(Stored data)
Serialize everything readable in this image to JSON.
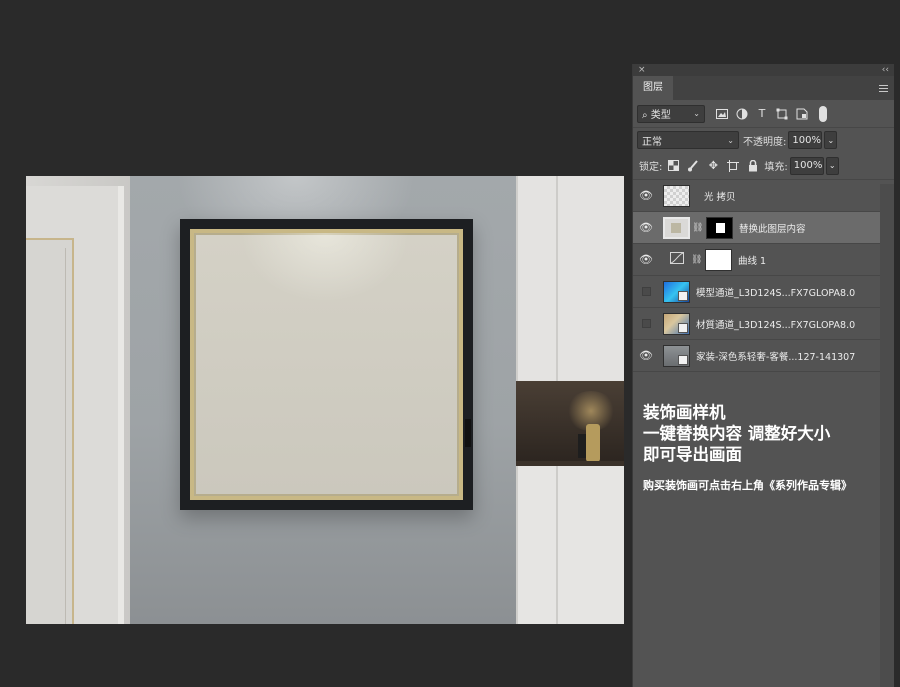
{
  "panel": {
    "close_glyph": "×",
    "collapse_glyph": "‹‹",
    "tab_label": "图层"
  },
  "filter": {
    "kind_label": "类型",
    "icons": [
      "image-filter-icon",
      "adjustment-filter-icon",
      "type-filter-icon",
      "shape-filter-icon",
      "smart-object-filter-icon"
    ]
  },
  "blend": {
    "mode": "正常",
    "opacity_label": "不透明度:",
    "opacity_value": "100%"
  },
  "lock": {
    "label": "锁定:",
    "fill_label": "填充:",
    "fill_value": "100%"
  },
  "layers": [
    {
      "name": "光 拷贝",
      "visible": true,
      "selected": false
    },
    {
      "name": "替换此图层内容",
      "visible": true,
      "selected": true
    },
    {
      "name": "曲线 1",
      "visible": true,
      "selected": false
    },
    {
      "name": "模型通道_L3D124S...FX7GLOPA8.0",
      "visible": false,
      "selected": false
    },
    {
      "name": "材質通道_L3D124S...FX7GLOPA8.0",
      "visible": false,
      "selected": false
    },
    {
      "name": "家装-深色系轻奢-客餐...127-141307",
      "visible": true,
      "selected": false
    }
  ],
  "promo": {
    "line1": "装饰画样机",
    "line2": "一键替换内容 调整好大小",
    "line3": "即可导出画面",
    "note": "购买装饰画可点击右上角《系列作品专辑》"
  },
  "colors": {
    "background": "#2a2a2a",
    "panel": "#535353",
    "selected_layer": "#6b6b6b"
  }
}
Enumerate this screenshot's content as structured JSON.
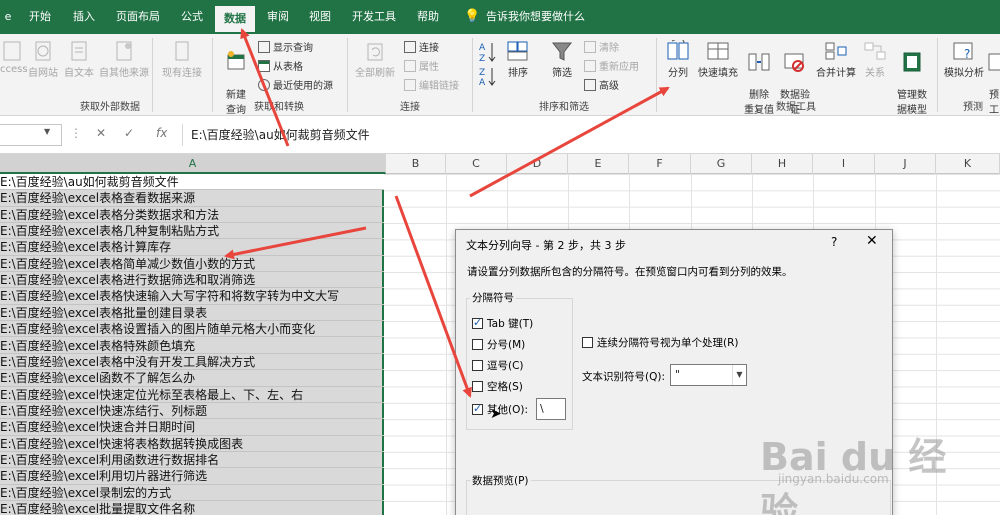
{
  "tabs": [
    {
      "label": "开始",
      "active": false
    },
    {
      "label": "插入",
      "active": false
    },
    {
      "label": "页面布局",
      "active": false
    },
    {
      "label": "公式",
      "active": false
    },
    {
      "label": "数据",
      "active": true
    },
    {
      "label": "审阅",
      "active": false
    },
    {
      "label": "视图",
      "active": false
    },
    {
      "label": "开发工具",
      "active": false
    },
    {
      "label": "帮助",
      "active": false
    }
  ],
  "tell_me": "告诉我你想要做什么",
  "ribbon": {
    "get_external": {
      "label": "获取外部数据",
      "items": [
        "ccess",
        "自网站",
        "自文本",
        "自其他来源",
        "现有连接"
      ]
    },
    "get_transform": {
      "label": "获取和转换",
      "new_query": "新建\n查询",
      "small": [
        "显示查询",
        "从表格",
        "最近使用的源"
      ]
    },
    "connections": {
      "label": "连接",
      "refresh_all": "全部刷新",
      "small": [
        "连接",
        "属性",
        "编辑链接"
      ]
    },
    "sort_filter": {
      "label": "排序和筛选",
      "sort": "排序",
      "filter": "筛选",
      "small": [
        "清除",
        "重新应用",
        "高级"
      ]
    },
    "data_tools": {
      "label": "数据工具",
      "split": "分列",
      "flash_fill": "快速填充",
      "remove_dup": "删除\n重复值",
      "validation": "数据验\n证",
      "consolidate": "合并计算",
      "relations": "关系",
      "data_model": "管理数\n据模型"
    },
    "forecast": {
      "label": "预测",
      "whatif": "模拟分析",
      "forecast_sheet": "预\n工"
    }
  },
  "formula_bar": {
    "value": "E:\\百度经验\\au如何裁剪音频文件"
  },
  "columns": [
    "A",
    "B",
    "C",
    "D",
    "E",
    "F",
    "G",
    "H",
    "I",
    "J",
    "K"
  ],
  "rows": [
    "E:\\百度经验\\au如何裁剪音频文件",
    "E:\\百度经验\\excel表格查看数据来源",
    "E:\\百度经验\\excel表格分类数据求和方法",
    "E:\\百度经验\\excel表格几种复制粘贴方式",
    "E:\\百度经验\\excel表格计算库存",
    "E:\\百度经验\\excel表格简单减少数值小数的方式",
    "E:\\百度经验\\excel表格进行数据筛选和取消筛选",
    "E:\\百度经验\\excel表格快速输入大写字符和将数字转为中文大写",
    "E:\\百度经验\\excel表格批量创建目录表",
    "E:\\百度经验\\excel表格设置插入的图片随单元格大小而变化",
    "E:\\百度经验\\excel表格特殊颜色填充",
    "E:\\百度经验\\excel表格中没有开发工具解决方式",
    "E:\\百度经验\\excel函数不了解怎么办",
    "E:\\百度经验\\excel快速定位光标至表格最上、下、左、右",
    "E:\\百度经验\\excel快速冻结行、列标题",
    "E:\\百度经验\\excel快速合并日期时间",
    "E:\\百度经验\\excel快速将表格数据转换成图表",
    "E:\\百度经验\\excel利用函数进行数据排名",
    "E:\\百度经验\\excel利用切片器进行筛选",
    "E:\\百度经验\\excel录制宏的方式",
    "E:\\百度经验\\excel批量提取文件名称"
  ],
  "dialog": {
    "title": "文本分列向导 - 第 2 步，共 3 步",
    "help": "?",
    "close": "✕",
    "instruction": "请设置分列数据所包含的分隔符号。在预览窗口内可看到分列的效果。",
    "delimiters_legend": "分隔符号",
    "delimiters": [
      {
        "label": "Tab 键(T)",
        "checked": true
      },
      {
        "label": "分号(M)",
        "checked": false
      },
      {
        "label": "逗号(C)",
        "checked": false
      },
      {
        "label": "空格(S)",
        "checked": false
      },
      {
        "label": "其他(O):",
        "checked": true
      }
    ],
    "other_value": "\\",
    "consecutive": "连续分隔符号视为单个处理(R)",
    "consecutive_checked": false,
    "qualifier_label": "文本识别符号(Q):",
    "qualifier_value": "\"",
    "preview_legend": "数据预览(P)"
  },
  "watermark": {
    "main": "Bai du 经验",
    "sub": "jingyan.baidu.com"
  },
  "colors": {
    "accent": "#217346",
    "arrow": "#e8453c"
  }
}
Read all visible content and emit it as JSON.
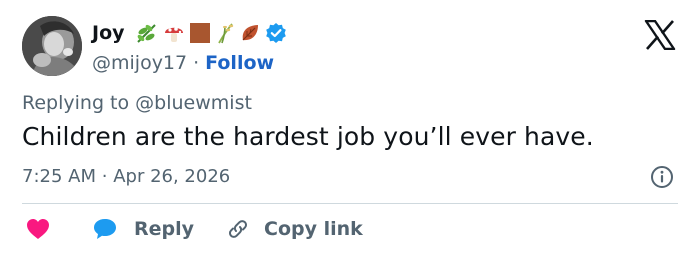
{
  "author": {
    "display_name": "Joy",
    "handle": "@mijoy17",
    "separator": "·",
    "follow_label": "Follow",
    "name_emojis": [
      "herb-icon",
      "mushroom-icon",
      "brown-square-icon",
      "rice-plant-icon",
      "fallen-leaf-icon"
    ],
    "verified_icon": "verified-badge-icon",
    "verified_color": "#1d9bf0"
  },
  "platform_logo": "x-logo-icon",
  "tweet": {
    "replying_prefix": "Replying to",
    "replying_to": "@bluewmist",
    "text": "Children are the hardest job you’ll ever have.",
    "time": "7:25 AM",
    "meta_separator": "·",
    "date": "Apr 26, 2026"
  },
  "actions": {
    "like_icon": "heart-icon",
    "like_color": "#f91880",
    "reply_icon": "speech-bubble-icon",
    "reply_color": "#1d9bf0",
    "reply_label": "Reply",
    "copy_icon": "link-icon",
    "copy_label": "Copy link"
  },
  "colors": {
    "text": "#0f1419",
    "secondary": "#536471",
    "link": "#1d64c6",
    "divider": "#cfd9de"
  }
}
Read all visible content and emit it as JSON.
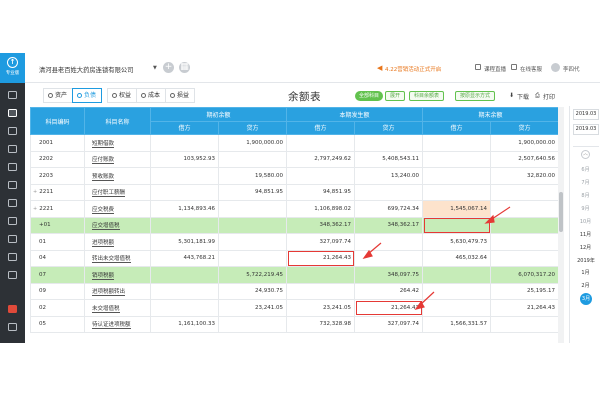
{
  "app": {
    "logo_text": "专业版",
    "company_name": "清河县老百姓大药房连锁有限公司",
    "notice": "4.22营销活动正式开启",
    "top_links": [
      "课程直播",
      "在线客服",
      "李四代"
    ]
  },
  "tabs": [
    {
      "label": "资产",
      "active": false
    },
    {
      "label": "负债",
      "active": true
    },
    {
      "label": "权益",
      "active": false
    },
    {
      "label": "成本",
      "active": false
    },
    {
      "label": "损益",
      "active": false
    }
  ],
  "page_title": "余额表",
  "toolbar": {
    "show_all": "全部科目",
    "btn1": "展开",
    "btn2": "科目余额表",
    "btn3": "按原显示方式",
    "download": "下载",
    "print": "打印"
  },
  "table": {
    "headers": {
      "code": "科目编码",
      "name": "科目名称",
      "opening": "期初余额",
      "current": "本期发生额",
      "closing": "期末余额",
      "debit": "借方",
      "credit": "贷方"
    },
    "rows": [
      {
        "mark": "",
        "code": "2001",
        "name": "短期借款",
        "ob_d": "",
        "ob_c": "1,900,000.00",
        "cur_d": "",
        "cur_c": "",
        "cl_d": "",
        "cl_c": "1,900,000.00"
      },
      {
        "mark": "",
        "code": "2202",
        "name": "应付账款",
        "ob_d": "103,952.93",
        "ob_c": "",
        "cur_d": "2,797,249.62",
        "cur_c": "5,408,543.11",
        "cl_d": "",
        "cl_c": "2,507,640.56"
      },
      {
        "mark": "",
        "code": "2203",
        "name": "预收账款",
        "ob_d": "",
        "ob_c": "19,580.00",
        "cur_d": "",
        "cur_c": "13,240.00",
        "cl_d": "",
        "cl_c": "32,820.00"
      },
      {
        "mark": "+",
        "code": "2211",
        "name": "应付职工薪酬",
        "ob_d": "",
        "ob_c": "94,851.95",
        "cur_d": "94,851.95",
        "cur_c": "",
        "cl_d": "",
        "cl_c": ""
      },
      {
        "mark": "+",
        "code": "2221",
        "name": "应交税费",
        "ob_d": "1,134,893.46",
        "ob_c": "",
        "cur_d": "1,106,898.02",
        "cur_c": "699,724.34",
        "cl_d": "1,545,067.14",
        "cl_c": ""
      },
      {
        "mark": "",
        "code": "+01",
        "name": "应交增值税",
        "ob_d": "",
        "ob_c": "",
        "cur_d": "348,362.17",
        "cur_c": "348,362.17",
        "cl_d": "",
        "cl_c": ""
      },
      {
        "mark": "",
        "code": "01",
        "name": "进项税额",
        "ob_d": "5,301,181.99",
        "ob_c": "",
        "cur_d": "327,097.74",
        "cur_c": "",
        "cl_d": "5,630,479.73",
        "cl_c": ""
      },
      {
        "mark": "",
        "code": "04",
        "name": "转出未交增值税",
        "ob_d": "443,768.21",
        "ob_c": "",
        "cur_d": "21,264.43",
        "cur_c": "",
        "cl_d": "465,032.64",
        "cl_c": ""
      },
      {
        "mark": "",
        "code": "07",
        "name": "销项税额",
        "ob_d": "",
        "ob_c": "5,722,219.45",
        "cur_d": "",
        "cur_c": "348,097.75",
        "cl_d": "",
        "cl_c": "6,070,317.20"
      },
      {
        "mark": "",
        "code": "09",
        "name": "进项税额转出",
        "ob_d": "",
        "ob_c": "24,930.75",
        "cur_d": "",
        "cur_c": "264.42",
        "cl_d": "",
        "cl_c": "25,195.17"
      },
      {
        "mark": "",
        "code": "02",
        "name": "未交增值税",
        "ob_d": "",
        "ob_c": "23,241.05",
        "cur_d": "23,241.05",
        "cur_c": "21,264.43",
        "cl_d": "",
        "cl_c": "21,264.43"
      },
      {
        "mark": "",
        "code": "05",
        "name": "待认证进项税额",
        "ob_d": "1,161,100.33",
        "ob_c": "",
        "cur_d": "732,328.98",
        "cur_c": "327,097.74",
        "cl_d": "1,566,331.57",
        "cl_c": ""
      }
    ]
  },
  "period_panel": {
    "start": "2019.03",
    "end": "2019.03",
    "months": [
      "6月",
      "7月",
      "8月",
      "9月",
      "10月",
      "11月",
      "12月"
    ],
    "year": "2019年",
    "months2": [
      "1月",
      "2月",
      "3月"
    ]
  },
  "colors": {
    "header_blue": "#2aa1e0",
    "highlight_green": "#c6ecb8",
    "sidebar_dark": "#2d3136",
    "annotation_red": "#e53935"
  }
}
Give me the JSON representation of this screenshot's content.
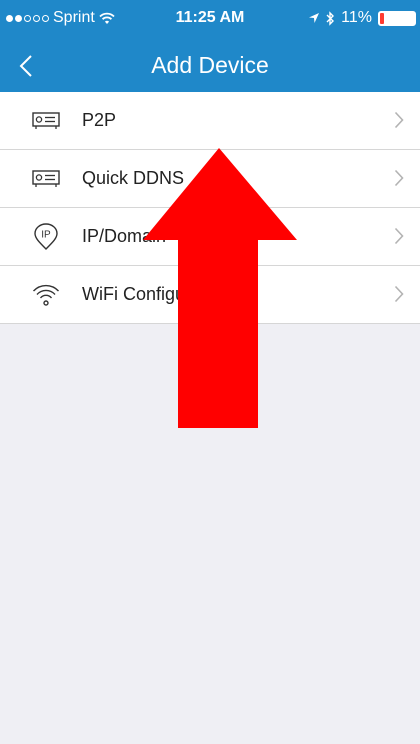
{
  "status_bar": {
    "carrier": "Sprint",
    "time": "11:25 AM",
    "battery": "11%",
    "battery_level": 0.11
  },
  "nav": {
    "title": "Add Device",
    "back_icon": "chevron-left-icon"
  },
  "menu": {
    "items": [
      {
        "label": "P2P",
        "icon": "dvr-icon"
      },
      {
        "label": "Quick DDNS",
        "icon": "dvr-icon"
      },
      {
        "label": "IP/Domain",
        "icon": "ip-pin-icon"
      },
      {
        "label": "WiFi Configuration",
        "icon": "wifi-icon"
      }
    ]
  },
  "colors": {
    "header": "#1f88c9",
    "background": "#efeff4",
    "annotation_arrow": "#ff0000"
  }
}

• WHAT YOU SHOULD DO
In the records above, locate the lines holding the word "JSON". Copy each of them.

• FULL ANSWER
Serialize everything readable in this image to JSON.
Enumerate this screenshot's content as structured JSON.
Read all visible content and emit it as JSON.
Read all visible content and emit it as JSON.
Give me the JSON representation of this screenshot's content.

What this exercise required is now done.